-- Begin --

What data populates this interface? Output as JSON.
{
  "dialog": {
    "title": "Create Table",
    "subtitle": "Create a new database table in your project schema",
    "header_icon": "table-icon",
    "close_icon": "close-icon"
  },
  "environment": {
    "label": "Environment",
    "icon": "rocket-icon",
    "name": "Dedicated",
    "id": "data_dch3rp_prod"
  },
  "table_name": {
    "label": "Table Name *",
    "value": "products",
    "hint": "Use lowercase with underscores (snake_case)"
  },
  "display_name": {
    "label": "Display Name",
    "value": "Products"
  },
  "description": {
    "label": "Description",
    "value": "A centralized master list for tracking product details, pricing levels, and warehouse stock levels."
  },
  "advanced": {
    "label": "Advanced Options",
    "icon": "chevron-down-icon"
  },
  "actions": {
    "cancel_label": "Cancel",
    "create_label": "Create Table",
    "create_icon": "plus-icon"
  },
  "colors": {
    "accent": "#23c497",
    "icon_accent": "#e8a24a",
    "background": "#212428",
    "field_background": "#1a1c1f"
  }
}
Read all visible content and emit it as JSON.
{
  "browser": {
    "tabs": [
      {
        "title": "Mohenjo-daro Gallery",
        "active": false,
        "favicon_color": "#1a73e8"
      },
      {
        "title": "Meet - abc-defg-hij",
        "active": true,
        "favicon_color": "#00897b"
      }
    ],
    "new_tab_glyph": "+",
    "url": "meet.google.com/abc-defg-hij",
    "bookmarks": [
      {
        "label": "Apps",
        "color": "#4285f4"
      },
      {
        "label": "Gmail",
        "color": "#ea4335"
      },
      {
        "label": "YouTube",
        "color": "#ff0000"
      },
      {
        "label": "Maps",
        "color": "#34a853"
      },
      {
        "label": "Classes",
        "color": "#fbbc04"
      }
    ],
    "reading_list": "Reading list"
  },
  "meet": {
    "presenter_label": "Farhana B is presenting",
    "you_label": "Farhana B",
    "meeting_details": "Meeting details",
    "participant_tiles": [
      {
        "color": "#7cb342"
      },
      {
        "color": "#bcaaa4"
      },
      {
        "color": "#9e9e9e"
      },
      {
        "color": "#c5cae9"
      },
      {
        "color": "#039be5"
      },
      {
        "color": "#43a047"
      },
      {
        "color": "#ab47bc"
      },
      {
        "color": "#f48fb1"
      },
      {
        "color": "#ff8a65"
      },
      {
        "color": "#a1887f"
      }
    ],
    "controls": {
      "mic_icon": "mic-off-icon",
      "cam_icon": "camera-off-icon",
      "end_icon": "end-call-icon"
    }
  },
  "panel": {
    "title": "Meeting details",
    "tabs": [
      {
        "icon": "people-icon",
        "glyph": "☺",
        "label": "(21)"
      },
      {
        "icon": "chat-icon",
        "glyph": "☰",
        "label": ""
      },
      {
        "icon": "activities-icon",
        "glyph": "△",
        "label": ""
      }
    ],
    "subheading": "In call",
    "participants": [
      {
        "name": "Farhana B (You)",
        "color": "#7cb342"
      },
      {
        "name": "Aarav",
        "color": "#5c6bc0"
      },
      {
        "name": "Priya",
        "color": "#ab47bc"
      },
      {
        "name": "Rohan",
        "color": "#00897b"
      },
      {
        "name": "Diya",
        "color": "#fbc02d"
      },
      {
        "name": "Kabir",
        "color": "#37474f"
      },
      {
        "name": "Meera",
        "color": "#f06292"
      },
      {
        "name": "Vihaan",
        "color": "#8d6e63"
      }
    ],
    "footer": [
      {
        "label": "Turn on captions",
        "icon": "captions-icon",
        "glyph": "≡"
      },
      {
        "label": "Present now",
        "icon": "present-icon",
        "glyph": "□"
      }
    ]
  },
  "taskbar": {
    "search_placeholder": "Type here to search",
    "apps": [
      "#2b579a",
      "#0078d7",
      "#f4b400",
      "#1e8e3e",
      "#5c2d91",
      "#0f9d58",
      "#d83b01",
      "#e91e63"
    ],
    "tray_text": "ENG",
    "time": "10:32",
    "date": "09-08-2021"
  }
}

-- End --

» Problem: From the listing above, collect each line in which the string "Meeting" appears.

» Task solution:
    "meeting_details": "Meeting details",
    "title": "Meeting details",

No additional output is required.